**Brief**
Report the count of lines that carry the string "margarine", and add nothing.

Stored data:
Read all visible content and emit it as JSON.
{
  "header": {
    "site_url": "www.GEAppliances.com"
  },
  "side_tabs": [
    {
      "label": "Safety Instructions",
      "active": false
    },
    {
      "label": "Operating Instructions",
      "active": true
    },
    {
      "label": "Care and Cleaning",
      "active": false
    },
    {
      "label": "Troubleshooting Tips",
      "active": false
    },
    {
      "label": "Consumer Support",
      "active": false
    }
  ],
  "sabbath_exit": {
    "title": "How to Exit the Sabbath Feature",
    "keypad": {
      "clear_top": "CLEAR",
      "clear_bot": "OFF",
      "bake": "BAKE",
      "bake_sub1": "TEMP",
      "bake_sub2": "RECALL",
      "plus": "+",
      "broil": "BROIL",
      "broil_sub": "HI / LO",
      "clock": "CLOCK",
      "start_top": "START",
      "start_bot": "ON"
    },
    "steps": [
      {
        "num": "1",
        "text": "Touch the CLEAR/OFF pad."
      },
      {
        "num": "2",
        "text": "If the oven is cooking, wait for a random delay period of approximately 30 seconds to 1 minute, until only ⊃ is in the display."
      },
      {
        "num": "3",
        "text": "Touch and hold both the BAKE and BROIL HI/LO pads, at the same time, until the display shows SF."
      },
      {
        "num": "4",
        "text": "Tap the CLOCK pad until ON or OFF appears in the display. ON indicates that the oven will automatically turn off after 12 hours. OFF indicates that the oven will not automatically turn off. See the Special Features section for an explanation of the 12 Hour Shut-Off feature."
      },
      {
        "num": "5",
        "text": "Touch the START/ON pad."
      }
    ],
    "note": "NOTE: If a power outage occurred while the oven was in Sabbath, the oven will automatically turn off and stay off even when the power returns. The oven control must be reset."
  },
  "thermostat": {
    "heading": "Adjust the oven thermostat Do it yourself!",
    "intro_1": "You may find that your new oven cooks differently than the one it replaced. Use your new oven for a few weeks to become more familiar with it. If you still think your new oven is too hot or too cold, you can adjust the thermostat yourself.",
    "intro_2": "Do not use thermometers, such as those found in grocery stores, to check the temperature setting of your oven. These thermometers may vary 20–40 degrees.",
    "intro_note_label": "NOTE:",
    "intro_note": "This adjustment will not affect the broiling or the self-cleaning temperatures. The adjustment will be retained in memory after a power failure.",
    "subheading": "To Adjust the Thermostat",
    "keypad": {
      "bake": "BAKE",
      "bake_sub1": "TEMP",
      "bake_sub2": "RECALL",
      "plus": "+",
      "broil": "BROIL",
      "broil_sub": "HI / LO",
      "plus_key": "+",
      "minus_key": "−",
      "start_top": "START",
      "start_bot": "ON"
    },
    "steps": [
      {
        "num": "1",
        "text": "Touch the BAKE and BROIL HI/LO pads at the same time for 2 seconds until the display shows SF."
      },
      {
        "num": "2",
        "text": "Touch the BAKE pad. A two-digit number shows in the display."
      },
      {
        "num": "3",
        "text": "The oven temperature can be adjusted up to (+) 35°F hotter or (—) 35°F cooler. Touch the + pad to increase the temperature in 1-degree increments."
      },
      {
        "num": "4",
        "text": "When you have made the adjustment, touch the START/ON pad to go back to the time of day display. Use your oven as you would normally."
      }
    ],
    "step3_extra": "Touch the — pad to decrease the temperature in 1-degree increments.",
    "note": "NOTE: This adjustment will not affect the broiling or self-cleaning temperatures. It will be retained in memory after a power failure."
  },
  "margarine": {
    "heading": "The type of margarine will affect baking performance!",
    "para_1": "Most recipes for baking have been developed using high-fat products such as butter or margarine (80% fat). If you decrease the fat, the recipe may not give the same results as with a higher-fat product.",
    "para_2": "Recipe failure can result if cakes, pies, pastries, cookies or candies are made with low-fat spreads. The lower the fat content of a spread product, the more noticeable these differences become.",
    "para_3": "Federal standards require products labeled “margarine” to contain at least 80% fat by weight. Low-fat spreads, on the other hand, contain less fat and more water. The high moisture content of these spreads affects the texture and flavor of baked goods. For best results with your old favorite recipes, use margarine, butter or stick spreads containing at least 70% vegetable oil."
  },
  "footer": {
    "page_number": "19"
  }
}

**Reply to the task**
4